Exactly reproduce each entry, leaving out nothing.

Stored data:
[start]

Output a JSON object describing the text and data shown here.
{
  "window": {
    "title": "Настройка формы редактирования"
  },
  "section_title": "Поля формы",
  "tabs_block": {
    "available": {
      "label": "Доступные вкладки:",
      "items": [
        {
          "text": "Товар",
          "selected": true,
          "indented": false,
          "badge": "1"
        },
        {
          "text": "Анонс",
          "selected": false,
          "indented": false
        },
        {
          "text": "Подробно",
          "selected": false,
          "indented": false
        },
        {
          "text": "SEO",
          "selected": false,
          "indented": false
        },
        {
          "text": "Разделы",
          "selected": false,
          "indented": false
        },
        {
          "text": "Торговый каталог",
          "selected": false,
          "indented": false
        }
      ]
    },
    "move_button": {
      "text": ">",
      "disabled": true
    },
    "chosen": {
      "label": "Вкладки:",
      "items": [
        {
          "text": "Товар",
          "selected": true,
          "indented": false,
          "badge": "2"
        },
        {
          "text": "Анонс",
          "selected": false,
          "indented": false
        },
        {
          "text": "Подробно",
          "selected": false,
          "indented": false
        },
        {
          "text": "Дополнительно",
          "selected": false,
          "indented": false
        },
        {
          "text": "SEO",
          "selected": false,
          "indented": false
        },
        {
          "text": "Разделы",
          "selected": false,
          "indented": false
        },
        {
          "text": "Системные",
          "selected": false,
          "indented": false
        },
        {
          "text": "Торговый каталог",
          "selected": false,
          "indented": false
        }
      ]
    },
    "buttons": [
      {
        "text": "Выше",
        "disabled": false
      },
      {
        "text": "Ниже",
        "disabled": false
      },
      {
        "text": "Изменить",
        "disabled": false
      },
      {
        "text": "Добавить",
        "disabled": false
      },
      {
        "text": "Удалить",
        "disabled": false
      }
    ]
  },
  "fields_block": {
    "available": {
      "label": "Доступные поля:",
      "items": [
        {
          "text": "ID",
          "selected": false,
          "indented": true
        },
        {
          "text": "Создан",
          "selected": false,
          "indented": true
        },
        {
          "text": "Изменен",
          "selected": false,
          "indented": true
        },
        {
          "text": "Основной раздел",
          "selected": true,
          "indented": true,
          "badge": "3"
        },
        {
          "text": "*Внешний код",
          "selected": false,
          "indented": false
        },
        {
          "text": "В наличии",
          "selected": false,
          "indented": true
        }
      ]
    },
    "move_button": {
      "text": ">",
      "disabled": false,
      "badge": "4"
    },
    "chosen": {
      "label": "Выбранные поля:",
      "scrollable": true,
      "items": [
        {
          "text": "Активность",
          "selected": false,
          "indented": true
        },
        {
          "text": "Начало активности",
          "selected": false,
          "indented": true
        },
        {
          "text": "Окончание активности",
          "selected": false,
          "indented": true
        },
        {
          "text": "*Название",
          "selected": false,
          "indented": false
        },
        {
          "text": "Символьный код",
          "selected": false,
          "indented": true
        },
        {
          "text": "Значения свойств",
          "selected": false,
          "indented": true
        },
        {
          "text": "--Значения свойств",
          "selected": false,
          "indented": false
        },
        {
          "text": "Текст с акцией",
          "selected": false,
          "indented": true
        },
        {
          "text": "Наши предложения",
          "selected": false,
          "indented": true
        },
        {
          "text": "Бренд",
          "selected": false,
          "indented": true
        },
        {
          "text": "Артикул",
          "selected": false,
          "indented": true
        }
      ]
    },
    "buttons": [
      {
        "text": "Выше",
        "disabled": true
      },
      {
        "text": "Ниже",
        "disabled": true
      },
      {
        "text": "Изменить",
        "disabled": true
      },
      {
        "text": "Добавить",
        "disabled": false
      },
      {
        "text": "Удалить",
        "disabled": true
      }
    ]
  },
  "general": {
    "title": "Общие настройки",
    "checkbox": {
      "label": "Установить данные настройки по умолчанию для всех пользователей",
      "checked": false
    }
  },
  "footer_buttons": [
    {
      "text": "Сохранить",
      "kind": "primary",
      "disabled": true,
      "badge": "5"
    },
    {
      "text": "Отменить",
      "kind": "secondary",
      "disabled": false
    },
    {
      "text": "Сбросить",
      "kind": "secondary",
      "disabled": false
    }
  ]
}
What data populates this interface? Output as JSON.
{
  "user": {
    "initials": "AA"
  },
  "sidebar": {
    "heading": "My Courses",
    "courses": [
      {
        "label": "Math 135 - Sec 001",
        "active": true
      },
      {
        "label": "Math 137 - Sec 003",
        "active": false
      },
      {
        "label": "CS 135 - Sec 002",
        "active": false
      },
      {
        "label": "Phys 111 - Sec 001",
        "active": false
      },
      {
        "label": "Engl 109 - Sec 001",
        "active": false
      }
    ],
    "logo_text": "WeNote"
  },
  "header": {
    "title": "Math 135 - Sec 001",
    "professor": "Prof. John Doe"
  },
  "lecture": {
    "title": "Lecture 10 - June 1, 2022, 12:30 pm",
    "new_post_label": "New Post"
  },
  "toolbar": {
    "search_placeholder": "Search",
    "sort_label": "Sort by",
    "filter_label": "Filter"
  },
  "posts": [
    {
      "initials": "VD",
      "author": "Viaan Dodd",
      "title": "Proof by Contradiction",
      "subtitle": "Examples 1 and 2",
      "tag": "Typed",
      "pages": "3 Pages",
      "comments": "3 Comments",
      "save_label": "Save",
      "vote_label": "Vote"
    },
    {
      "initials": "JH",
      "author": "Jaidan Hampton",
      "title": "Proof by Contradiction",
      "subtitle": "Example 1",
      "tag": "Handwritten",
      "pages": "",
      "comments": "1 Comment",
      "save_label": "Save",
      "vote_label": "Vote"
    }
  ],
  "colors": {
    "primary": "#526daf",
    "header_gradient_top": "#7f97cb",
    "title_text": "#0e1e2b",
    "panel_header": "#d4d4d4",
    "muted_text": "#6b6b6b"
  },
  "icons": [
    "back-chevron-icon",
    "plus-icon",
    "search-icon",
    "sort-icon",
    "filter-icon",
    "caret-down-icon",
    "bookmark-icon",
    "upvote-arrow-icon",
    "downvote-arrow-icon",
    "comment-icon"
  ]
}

[end]

Exercise answer:
Output a JSON object describing the text and data shown here.
{
  "window": {
    "title": "Настройка формы редактирования"
  },
  "section_title": "Поля формы",
  "tabs_block": {
    "available": {
      "label": "Доступные вкладки:",
      "items": [
        {
          "text": "Товар",
          "selected": true,
          "indented": false,
          "badge": "1"
        },
        {
          "text": "Анонс",
          "selected": false,
          "indented": false
        },
        {
          "text": "Подробно",
          "selected": false,
          "indented": false
        },
        {
          "text": "SEO",
          "selected": false,
          "indented": false
        },
        {
          "text": "Разделы",
          "selected": false,
          "indented": false
        },
        {
          "text": "Торговый каталог",
          "selected": false,
          "indented": false
        }
      ]
    },
    "move_button": {
      "text": ">",
      "disabled": true
    },
    "chosen": {
      "label": "Вкладки:",
      "items": [
        {
          "text": "Товар",
          "selected": true,
          "indented": false,
          "badge": "2"
        },
        {
          "text": "Анонс",
          "selected": false,
          "indented": false
        },
        {
          "text": "Подробно",
          "selected": false,
          "indented": false
        },
        {
          "text": "Дополнительно",
          "selected": false,
          "indented": false
        },
        {
          "text": "SEO",
          "selected": false,
          "indented": false
        },
        {
          "text": "Разделы",
          "selected": false,
          "indented": false
        },
        {
          "text": "Системные",
          "selected": false,
          "indented": false
        },
        {
          "text": "Торговый каталог",
          "selected": false,
          "indented": false
        }
      ]
    },
    "buttons": [
      {
        "text": "Выше",
        "disabled": false
      },
      {
        "text": "Ниже",
        "disabled": false
      },
      {
        "text": "Изменить",
        "disabled": false
      },
      {
        "text": "Добавить",
        "disabled": false
      },
      {
        "text": "Удалить",
        "disabled": false
      }
    ]
  },
  "fields_block": {
    "available": {
      "label": "Доступные поля:",
      "items": [
        {
          "text": "ID",
          "selected": false,
          "indented": true
        },
        {
          "text": "Создан",
          "selected": false,
          "indented": true
        },
        {
          "text": "Изменен",
          "selected": false,
          "indented": true
        },
        {
          "text": "Основной раздел",
          "selected": true,
          "indented": true,
          "badge": "3"
        },
        {
          "text": "*Внешний код",
          "selected": false,
          "indented": false
        },
        {
          "text": "В наличии",
          "selected": false,
          "indented": true
        }
      ]
    },
    "move_button": {
      "text": ">",
      "disabled": false,
      "badge": "4"
    },
    "chosen": {
      "label": "Выбранные поля:",
      "scrollable": true,
      "items": [
        {
          "text": "Активность",
          "selected": false,
          "indented": true
        },
        {
          "text": "Начало активности",
          "selected": false,
          "indented": true
        },
        {
          "text": "Окончание активности",
          "selected": false,
          "indented": true
        },
        {
          "text": "*Название",
          "selected": false,
          "indented": false
        },
        {
          "text": "Символьный код",
          "selected": false,
          "indented": true
        },
        {
          "text": "Значения свойств",
          "selected": false,
          "indented": true
        },
        {
          "text": "--Значения свойств",
          "selected": false,
          "indented": false
        },
        {
          "text": "Текст с акцией",
          "selected": false,
          "indented": true
        },
        {
          "text": "Наши предложения",
          "selected": false,
          "indented": true
        },
        {
          "text": "Бренд",
          "selected": false,
          "indented": true
        },
        {
          "text": "Артикул",
          "selected": false,
          "indented": true
        }
      ]
    },
    "buttons": [
      {
        "text": "Выше",
        "disabled": true
      },
      {
        "text": "Ниже",
        "disabled": true
      },
      {
        "text": "Изменить",
        "disabled": true
      },
      {
        "text": "Добавить",
        "disabled": false
      },
      {
        "text": "Удалить",
        "disabled": true
      }
    ]
  },
  "general": {
    "title": "Общие настройки",
    "checkbox": {
      "label": "Установить данные настройки по умолчанию для всех пользователей",
      "checked": false
    }
  },
  "footer_buttons": [
    {
      "text": "Сохранить",
      "kind": "primary",
      "disabled": true,
      "badge": "5"
    },
    {
      "text": "Отменить",
      "kind": "secondary",
      "disabled": false
    },
    {
      "text": "Сбросить",
      "kind": "secondary",
      "disabled": false
    }
  ]
}
What data populates this interface? Output as JSON.
{
  "user": {
    "initials": "AA"
  },
  "sidebar": {
    "heading": "My Courses",
    "courses": [
      {
        "label": "Math 135 - Sec 001",
        "active": true
      },
      {
        "label": "Math 137 - Sec 003",
        "active": false
      },
      {
        "label": "CS 135 - Sec 002",
        "active": false
      },
      {
        "label": "Phys 111 - Sec 001",
        "active": false
      },
      {
        "label": "Engl 109 - Sec 001",
        "active": false
      }
    ],
    "logo_text": "WeNote"
  },
  "header": {
    "title": "Math 135 - Sec 001",
    "professor": "Prof. John Doe"
  },
  "lecture": {
    "title": "Lecture 10 - June 1, 2022, 12:30 pm",
    "new_post_label": "New Post"
  },
  "toolbar": {
    "search_placeholder": "Search",
    "sort_label": "Sort by",
    "filter_label": "Filter"
  },
  "posts": [
    {
      "initials": "VD",
      "author": "Viaan Dodd",
      "title": "Proof by Contradiction",
      "subtitle": "Examples 1 and 2",
      "tag": "Typed",
      "pages": "3 Pages",
      "comments": "3 Comments",
      "save_label": "Save",
      "vote_label": "Vote"
    },
    {
      "initials": "JH",
      "author": "Jaidan Hampton",
      "title": "Proof by Contradiction",
      "subtitle": "Example 1",
      "tag": "Handwritten",
      "pages": "",
      "comments": "1 Comment",
      "save_label": "Save",
      "vote_label": "Vote"
    }
  ],
  "colors": {
    "primary": "#526daf",
    "header_gradient_top": "#7f97cb",
    "title_text": "#0e1e2b",
    "panel_header": "#d4d4d4",
    "muted_text": "#6b6b6b"
  },
  "icons": [
    "back-chevron-icon",
    "plus-icon",
    "search-icon",
    "sort-icon",
    "filter-icon",
    "caret-down-icon",
    "bookmark-icon",
    "upvote-arrow-icon",
    "downvote-arrow-icon",
    "comment-icon"
  ]
}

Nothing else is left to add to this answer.